▶ _What you will do_:
Tally the lines below that contain "JSON". The number is the whole answer.

▶ _Provided records_:
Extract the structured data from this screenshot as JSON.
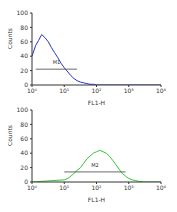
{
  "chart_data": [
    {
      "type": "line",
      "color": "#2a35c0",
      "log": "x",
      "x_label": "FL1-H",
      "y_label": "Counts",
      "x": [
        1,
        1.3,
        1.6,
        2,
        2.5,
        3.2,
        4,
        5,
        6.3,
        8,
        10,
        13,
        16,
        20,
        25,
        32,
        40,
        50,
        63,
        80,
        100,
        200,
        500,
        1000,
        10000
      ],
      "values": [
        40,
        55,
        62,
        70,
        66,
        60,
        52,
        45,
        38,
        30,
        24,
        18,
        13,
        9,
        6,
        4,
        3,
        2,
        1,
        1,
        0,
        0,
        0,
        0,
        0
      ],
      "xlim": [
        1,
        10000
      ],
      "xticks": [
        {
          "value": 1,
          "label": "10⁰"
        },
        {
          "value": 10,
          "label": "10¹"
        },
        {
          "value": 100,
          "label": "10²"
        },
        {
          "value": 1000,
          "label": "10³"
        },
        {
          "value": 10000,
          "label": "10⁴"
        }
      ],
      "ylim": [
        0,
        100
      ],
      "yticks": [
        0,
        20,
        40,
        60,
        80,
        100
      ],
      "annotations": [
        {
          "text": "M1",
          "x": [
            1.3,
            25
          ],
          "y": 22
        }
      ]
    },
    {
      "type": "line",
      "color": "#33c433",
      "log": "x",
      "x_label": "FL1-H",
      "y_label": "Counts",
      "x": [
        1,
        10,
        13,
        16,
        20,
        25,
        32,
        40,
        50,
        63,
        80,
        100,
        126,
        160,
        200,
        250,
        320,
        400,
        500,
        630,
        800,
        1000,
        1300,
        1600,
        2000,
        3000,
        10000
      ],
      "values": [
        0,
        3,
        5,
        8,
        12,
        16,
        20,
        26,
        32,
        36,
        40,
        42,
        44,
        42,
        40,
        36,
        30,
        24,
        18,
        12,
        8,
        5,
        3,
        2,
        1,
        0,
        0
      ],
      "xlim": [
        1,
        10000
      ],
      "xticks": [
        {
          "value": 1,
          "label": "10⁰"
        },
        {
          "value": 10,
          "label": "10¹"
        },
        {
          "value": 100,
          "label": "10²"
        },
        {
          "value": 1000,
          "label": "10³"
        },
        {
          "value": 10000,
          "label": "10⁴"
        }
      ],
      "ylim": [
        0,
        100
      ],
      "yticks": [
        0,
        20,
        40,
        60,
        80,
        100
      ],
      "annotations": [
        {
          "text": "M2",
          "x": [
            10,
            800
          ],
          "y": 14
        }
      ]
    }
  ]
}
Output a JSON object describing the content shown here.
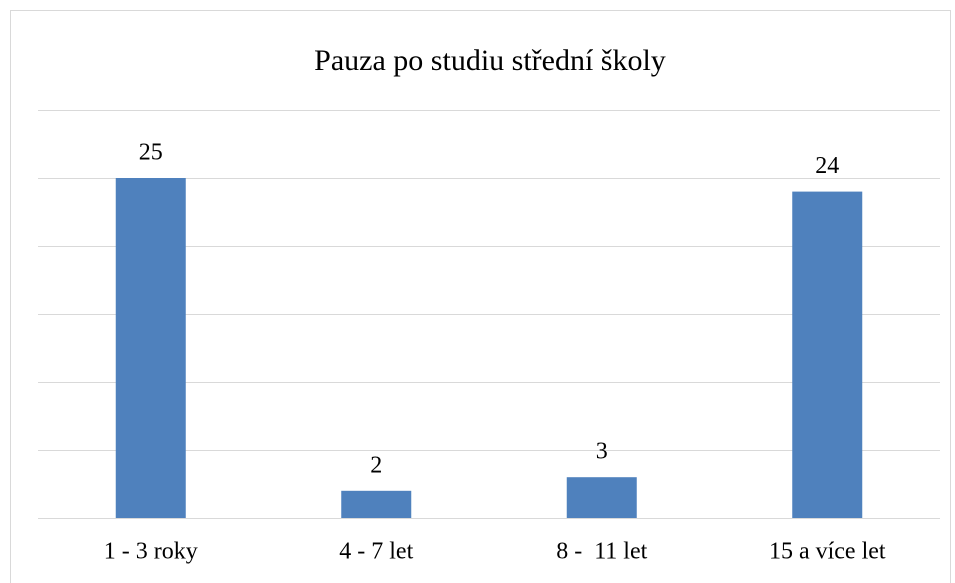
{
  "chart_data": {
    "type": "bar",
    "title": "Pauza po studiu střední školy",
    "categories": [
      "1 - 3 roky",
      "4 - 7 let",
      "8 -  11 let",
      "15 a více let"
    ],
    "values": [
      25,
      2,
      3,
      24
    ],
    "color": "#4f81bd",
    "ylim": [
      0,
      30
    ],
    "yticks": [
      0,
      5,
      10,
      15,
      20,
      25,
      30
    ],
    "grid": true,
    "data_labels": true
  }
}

▶ _Output for this task_:
2